§ Written problem
The listing below contains a span that opens with the line containing "What's the underlying" and closes with the line containing "Read all visible content and emit it as JSON.". Return that span exactly.

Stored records
#####

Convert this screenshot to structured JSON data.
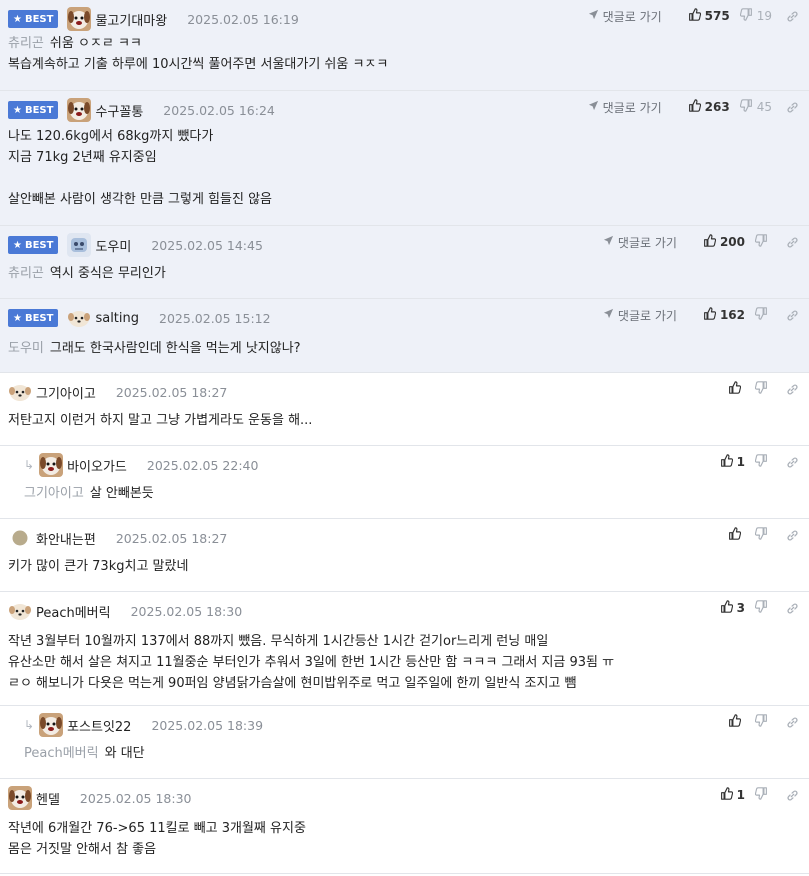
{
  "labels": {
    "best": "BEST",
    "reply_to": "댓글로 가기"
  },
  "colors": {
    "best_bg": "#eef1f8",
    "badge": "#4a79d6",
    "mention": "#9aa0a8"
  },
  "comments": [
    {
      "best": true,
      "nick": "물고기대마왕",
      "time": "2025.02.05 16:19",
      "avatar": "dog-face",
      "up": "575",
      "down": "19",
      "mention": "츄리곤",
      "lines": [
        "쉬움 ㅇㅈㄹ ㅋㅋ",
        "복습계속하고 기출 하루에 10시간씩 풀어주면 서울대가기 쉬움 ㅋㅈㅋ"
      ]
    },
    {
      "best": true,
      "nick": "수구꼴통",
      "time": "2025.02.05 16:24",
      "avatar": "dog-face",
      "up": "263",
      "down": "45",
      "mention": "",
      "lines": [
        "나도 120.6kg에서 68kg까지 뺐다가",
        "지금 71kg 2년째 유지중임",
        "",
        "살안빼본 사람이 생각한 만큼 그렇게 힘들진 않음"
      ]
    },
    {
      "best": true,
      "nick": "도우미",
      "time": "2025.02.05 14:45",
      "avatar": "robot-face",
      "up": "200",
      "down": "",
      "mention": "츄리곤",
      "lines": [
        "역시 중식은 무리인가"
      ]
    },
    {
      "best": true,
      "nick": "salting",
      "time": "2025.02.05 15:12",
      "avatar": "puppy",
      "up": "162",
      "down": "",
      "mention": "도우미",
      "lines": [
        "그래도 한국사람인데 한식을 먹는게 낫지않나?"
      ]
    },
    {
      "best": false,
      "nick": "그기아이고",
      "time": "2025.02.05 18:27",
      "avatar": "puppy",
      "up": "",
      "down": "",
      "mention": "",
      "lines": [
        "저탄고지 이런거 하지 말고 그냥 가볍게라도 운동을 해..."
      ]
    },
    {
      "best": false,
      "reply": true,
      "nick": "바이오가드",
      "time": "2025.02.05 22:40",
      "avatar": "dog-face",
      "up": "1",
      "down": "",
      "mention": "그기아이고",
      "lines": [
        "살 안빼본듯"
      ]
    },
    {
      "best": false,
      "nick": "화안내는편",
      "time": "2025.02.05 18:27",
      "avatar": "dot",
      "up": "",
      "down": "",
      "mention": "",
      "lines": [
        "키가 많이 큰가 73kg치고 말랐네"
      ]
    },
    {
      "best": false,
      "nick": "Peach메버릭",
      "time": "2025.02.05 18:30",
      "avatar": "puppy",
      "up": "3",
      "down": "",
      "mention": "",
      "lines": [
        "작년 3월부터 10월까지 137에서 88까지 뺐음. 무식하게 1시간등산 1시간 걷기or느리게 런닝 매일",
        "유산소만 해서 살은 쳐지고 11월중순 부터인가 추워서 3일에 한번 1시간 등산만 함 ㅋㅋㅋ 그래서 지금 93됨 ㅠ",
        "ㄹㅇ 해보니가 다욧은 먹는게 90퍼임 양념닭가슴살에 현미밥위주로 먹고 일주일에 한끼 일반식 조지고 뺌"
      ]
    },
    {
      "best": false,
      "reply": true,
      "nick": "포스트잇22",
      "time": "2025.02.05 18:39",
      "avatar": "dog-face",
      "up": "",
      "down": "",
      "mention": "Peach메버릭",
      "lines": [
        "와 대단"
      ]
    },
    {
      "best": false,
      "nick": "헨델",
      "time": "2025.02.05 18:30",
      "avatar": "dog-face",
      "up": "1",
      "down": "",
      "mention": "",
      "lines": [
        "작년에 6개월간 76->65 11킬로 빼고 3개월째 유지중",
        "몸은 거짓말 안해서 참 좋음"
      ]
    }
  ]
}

#####

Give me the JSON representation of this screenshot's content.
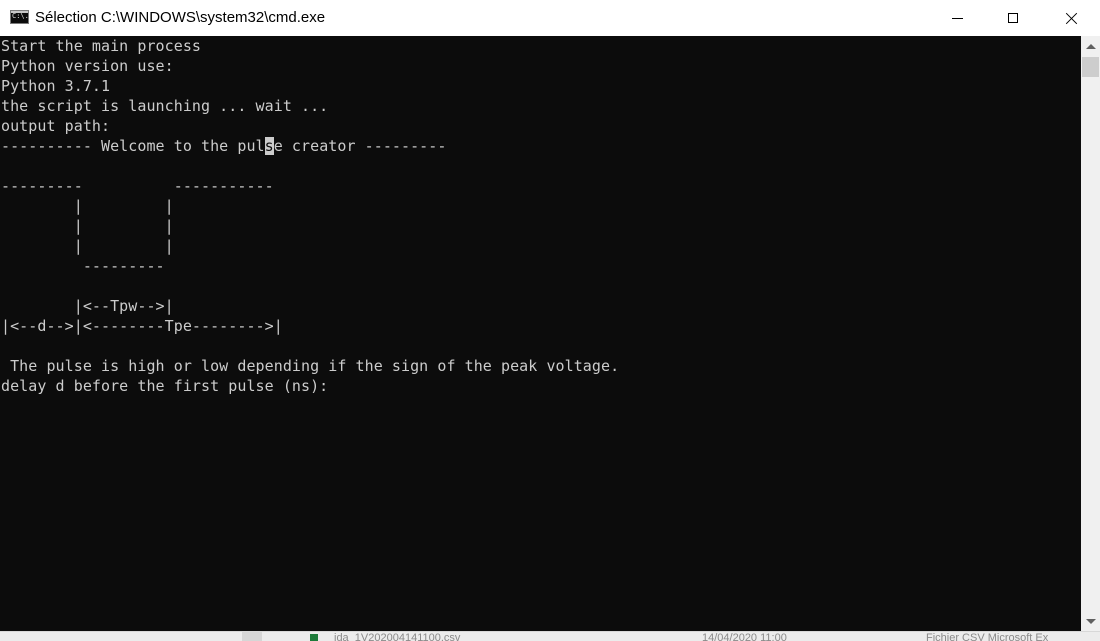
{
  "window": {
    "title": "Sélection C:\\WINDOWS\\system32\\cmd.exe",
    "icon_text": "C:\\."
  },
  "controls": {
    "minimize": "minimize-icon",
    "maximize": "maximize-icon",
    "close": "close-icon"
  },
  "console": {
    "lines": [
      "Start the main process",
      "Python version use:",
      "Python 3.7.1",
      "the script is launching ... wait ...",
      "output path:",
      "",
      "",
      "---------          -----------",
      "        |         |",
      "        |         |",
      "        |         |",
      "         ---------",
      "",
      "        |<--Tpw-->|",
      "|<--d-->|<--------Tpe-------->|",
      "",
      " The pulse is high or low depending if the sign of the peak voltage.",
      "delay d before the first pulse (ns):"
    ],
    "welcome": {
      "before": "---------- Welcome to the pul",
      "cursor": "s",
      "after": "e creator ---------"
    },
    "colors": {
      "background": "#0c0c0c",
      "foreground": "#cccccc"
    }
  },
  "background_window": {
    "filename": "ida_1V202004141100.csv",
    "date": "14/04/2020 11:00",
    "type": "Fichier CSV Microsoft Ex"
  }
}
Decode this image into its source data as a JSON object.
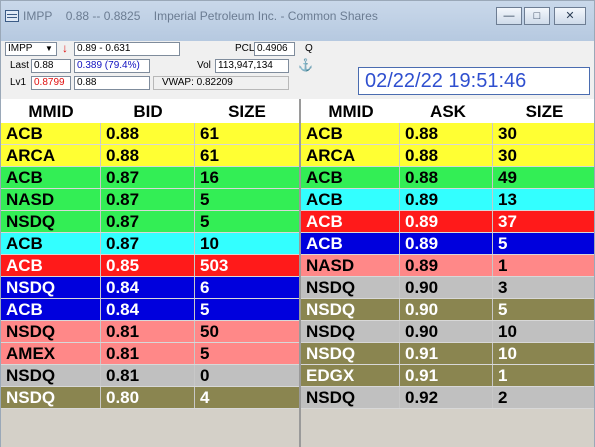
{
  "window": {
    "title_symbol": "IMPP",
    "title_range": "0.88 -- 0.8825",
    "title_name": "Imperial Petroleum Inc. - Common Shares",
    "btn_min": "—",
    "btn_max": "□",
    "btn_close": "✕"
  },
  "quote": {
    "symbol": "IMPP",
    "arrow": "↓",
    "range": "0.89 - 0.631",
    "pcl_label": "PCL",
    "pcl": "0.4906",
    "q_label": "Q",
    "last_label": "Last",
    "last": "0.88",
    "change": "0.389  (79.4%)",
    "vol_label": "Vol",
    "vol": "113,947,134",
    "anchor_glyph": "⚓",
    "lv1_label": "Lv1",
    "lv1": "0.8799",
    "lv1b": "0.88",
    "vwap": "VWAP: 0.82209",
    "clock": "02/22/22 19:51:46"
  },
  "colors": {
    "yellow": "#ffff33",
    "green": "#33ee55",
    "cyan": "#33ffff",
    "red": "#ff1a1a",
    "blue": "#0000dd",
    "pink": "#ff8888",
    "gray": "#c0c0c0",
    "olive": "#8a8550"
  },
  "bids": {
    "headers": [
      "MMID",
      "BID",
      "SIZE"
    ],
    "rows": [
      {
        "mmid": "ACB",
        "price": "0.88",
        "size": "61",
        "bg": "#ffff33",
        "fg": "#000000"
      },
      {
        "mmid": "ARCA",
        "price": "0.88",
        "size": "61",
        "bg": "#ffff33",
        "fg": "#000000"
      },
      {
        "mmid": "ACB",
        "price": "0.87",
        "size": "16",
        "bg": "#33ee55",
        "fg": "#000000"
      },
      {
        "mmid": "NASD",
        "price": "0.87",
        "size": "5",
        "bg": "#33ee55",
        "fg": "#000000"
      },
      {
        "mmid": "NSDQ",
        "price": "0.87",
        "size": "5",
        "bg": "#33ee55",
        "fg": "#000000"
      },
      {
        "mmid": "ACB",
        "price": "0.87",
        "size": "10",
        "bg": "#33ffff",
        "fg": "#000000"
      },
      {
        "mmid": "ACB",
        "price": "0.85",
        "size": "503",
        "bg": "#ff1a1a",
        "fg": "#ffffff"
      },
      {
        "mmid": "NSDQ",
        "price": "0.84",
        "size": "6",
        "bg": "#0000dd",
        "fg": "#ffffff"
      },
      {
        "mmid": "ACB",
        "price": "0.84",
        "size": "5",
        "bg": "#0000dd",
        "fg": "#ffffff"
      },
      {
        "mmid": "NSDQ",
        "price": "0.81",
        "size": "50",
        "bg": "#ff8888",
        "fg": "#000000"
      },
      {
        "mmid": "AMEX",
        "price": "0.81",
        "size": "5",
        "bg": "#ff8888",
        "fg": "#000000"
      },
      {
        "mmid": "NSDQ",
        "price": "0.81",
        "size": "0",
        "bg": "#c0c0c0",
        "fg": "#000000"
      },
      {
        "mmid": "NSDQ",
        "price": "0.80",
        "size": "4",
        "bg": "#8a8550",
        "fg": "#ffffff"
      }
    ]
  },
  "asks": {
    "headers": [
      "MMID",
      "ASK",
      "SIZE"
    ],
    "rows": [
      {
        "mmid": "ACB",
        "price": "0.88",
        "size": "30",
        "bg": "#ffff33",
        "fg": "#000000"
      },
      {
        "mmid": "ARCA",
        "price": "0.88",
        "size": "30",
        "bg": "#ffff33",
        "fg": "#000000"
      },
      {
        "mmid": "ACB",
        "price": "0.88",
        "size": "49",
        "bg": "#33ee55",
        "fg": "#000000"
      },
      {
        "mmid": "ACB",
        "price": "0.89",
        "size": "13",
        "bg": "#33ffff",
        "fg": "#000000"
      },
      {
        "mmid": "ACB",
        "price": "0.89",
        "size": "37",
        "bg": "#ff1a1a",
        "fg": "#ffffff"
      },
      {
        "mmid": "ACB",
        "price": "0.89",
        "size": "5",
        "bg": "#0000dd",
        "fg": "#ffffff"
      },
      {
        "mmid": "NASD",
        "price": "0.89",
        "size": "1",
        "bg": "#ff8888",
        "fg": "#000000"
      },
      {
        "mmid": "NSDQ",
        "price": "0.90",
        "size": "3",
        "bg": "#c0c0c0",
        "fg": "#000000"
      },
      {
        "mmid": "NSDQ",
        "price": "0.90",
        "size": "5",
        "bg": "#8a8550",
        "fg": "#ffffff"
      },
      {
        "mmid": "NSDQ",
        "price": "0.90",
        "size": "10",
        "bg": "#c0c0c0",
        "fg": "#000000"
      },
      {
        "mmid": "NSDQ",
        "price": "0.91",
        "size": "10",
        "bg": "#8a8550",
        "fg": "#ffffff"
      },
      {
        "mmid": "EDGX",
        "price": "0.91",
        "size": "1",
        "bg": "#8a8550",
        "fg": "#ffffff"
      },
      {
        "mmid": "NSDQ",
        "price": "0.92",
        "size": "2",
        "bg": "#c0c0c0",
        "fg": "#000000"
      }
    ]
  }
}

#####

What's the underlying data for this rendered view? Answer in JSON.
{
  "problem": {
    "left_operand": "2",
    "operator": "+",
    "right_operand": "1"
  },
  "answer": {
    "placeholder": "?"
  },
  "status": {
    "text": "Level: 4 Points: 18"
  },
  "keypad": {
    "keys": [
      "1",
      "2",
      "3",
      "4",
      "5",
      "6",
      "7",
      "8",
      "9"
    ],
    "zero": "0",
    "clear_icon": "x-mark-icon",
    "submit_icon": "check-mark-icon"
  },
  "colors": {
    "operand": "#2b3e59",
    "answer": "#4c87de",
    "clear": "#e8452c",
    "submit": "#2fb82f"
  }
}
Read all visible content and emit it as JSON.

#####

§ Written solution
What's the underlying data for this rendered view? Answer in JSON.
{
  "problem": {
    "left_operand": "2",
    "operator": "+",
    "right_operand": "1"
  },
  "answer": {
    "placeholder": "?"
  },
  "status": {
    "text": "Level: 4 Points: 18"
  },
  "keypad": {
    "keys": [
      "1",
      "2",
      "3",
      "4",
      "5",
      "6",
      "7",
      "8",
      "9"
    ],
    "zero": "0",
    "clear_icon": "x-mark-icon",
    "submit_icon": "check-mark-icon"
  },
  "colors": {
    "operand": "#2b3e59",
    "answer": "#4c87de",
    "clear": "#e8452c",
    "submit": "#2fb82f"
  }
}
Read all visible content and emit it as JSON.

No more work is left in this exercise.